What you are asked to do: Without the pictures, return all of the material exactly as written.
----
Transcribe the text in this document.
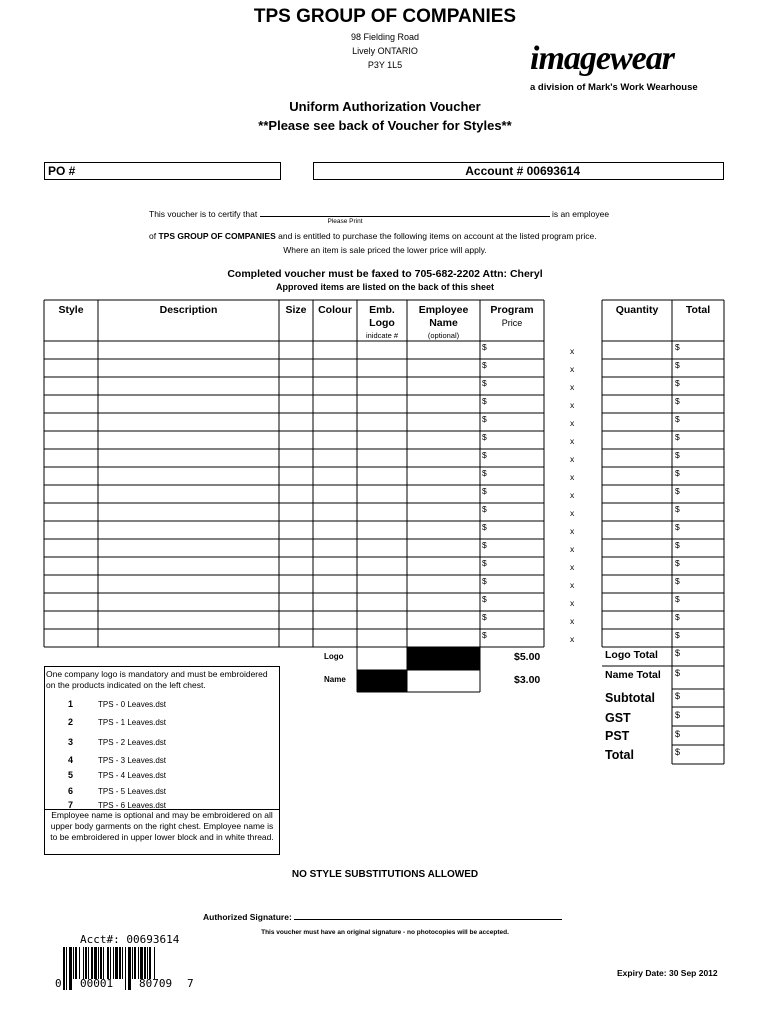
TPS GROUP OF COMPANIES
98 Fielding Road
Lively ONTARIO
P3Y 1L5	imagewear
a division of Mark's Work Wearhouse
Uniform Authorization Voucher
**Please see back of Voucher for Styles**
PO #	Account # 00693614
This voucher is to certify that	is an employee
Please Print
of TPS GROUP OF COMPANIES and is entitled to purchase the following items on account at the listed program price.
Where an item is sale priced the lower price will apply.
Completed voucher must be faxed to 705-682-2202 Attn: Cheryl
Approved items are listed on the back of this sheet
Style	Description	Size	Colour	Emb.
Logo
inidcate #
Employee
Name
(optional)
Program
Price
Quantity	Total
$	x	$
$	x	$
$	x	$
$	x	$
$	x	$
$	x	$
$	x	$
$	x	$
$	x	$
$	x	$
$	x	$
$	x	$
$	x	$
$	x	$
$	x	$
$	x	$
$	x	$
Logo	$5.00	Logo Total $
Name	$3.00	Name Total $
Subtotal $
GST	$
PST	$
Total	$
One company logo is mandatory and must be embroidered on the products indicated on the left chest.
1	TPS - 0 Leaves.dst
2	TPS - 1 Leaves.dst
3	TPS - 2 Leaves.dst
4	TPS - 3 Leaves.dst
5	TPS - 4 Leaves.dst
6	TPS - 5 Leaves.dst
7	TPS - 6 Leaves.dst
Employee name is optional and may be embroidered on all upper body garments on the right chest. Employee name is to be embroidered in upper lower block and in white thread.
NO STYLE SUBSTITUTIONS ALLOWED
Authorized Signature:
This voucher must have an original signature - no photocopies will be accepted.
Acct#: 00693614
0 00001 80709 7
Expiry Date: 30 Sep 2012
----
Correct output:
Transcribe the text in this document.
TPS GROUP OF COMPANIES
98 Fielding Road
Lively ONTARIO
P3Y 1L5	imagewear
a division of Mark's Work Wearhouse
Uniform Authorization Voucher
**Please see back of Voucher for Styles**
PO #	Account # 00693614
This voucher is to certify that	is an employee
Please Print
of TPS GROUP OF COMPANIES and is entitled to purchase the following items on account at the listed program price.
Where an item is sale priced the lower price will apply.
Completed voucher must be faxed to 705-682-2202 Attn: Cheryl
Approved items are listed on the back of this sheet
Style	Description	Size	Colour	Emb.
Logo
inidcate #
Employee
Name
(optional)
Program
Price
Quantity	Total
$	x	$
$	x	$
$	x	$
$	x	$
$	x	$
$	x	$
$	x	$
$	x	$
$	x	$
$	x	$
$	x	$
$	x	$
$	x	$
$	x	$
$	x	$
$	x	$
$	x	$
Logo	$5.00	Logo Total $
Name	$3.00	Name Total $
Subtotal $
GST	$
PST	$
Total	$
One company logo is mandatory and must be embroidered on the products indicated on the left chest.
1	TPS - 0 Leaves.dst
2	TPS - 1 Leaves.dst
3	TPS - 2 Leaves.dst
4	TPS - 3 Leaves.dst
5	TPS - 4 Leaves.dst
6	TPS - 5 Leaves.dst
7	TPS - 6 Leaves.dst
Employee name is optional and may be embroidered on all upper body garments on the right chest. Employee name is to be embroidered in upper lower block and in white thread.
NO STYLE SUBSTITUTIONS ALLOWED
Authorized Signature:
This voucher must have an original signature - no photocopies will be accepted.
Acct#: 00693614
0 00001 80709 7
Expiry Date: 30 Sep 2012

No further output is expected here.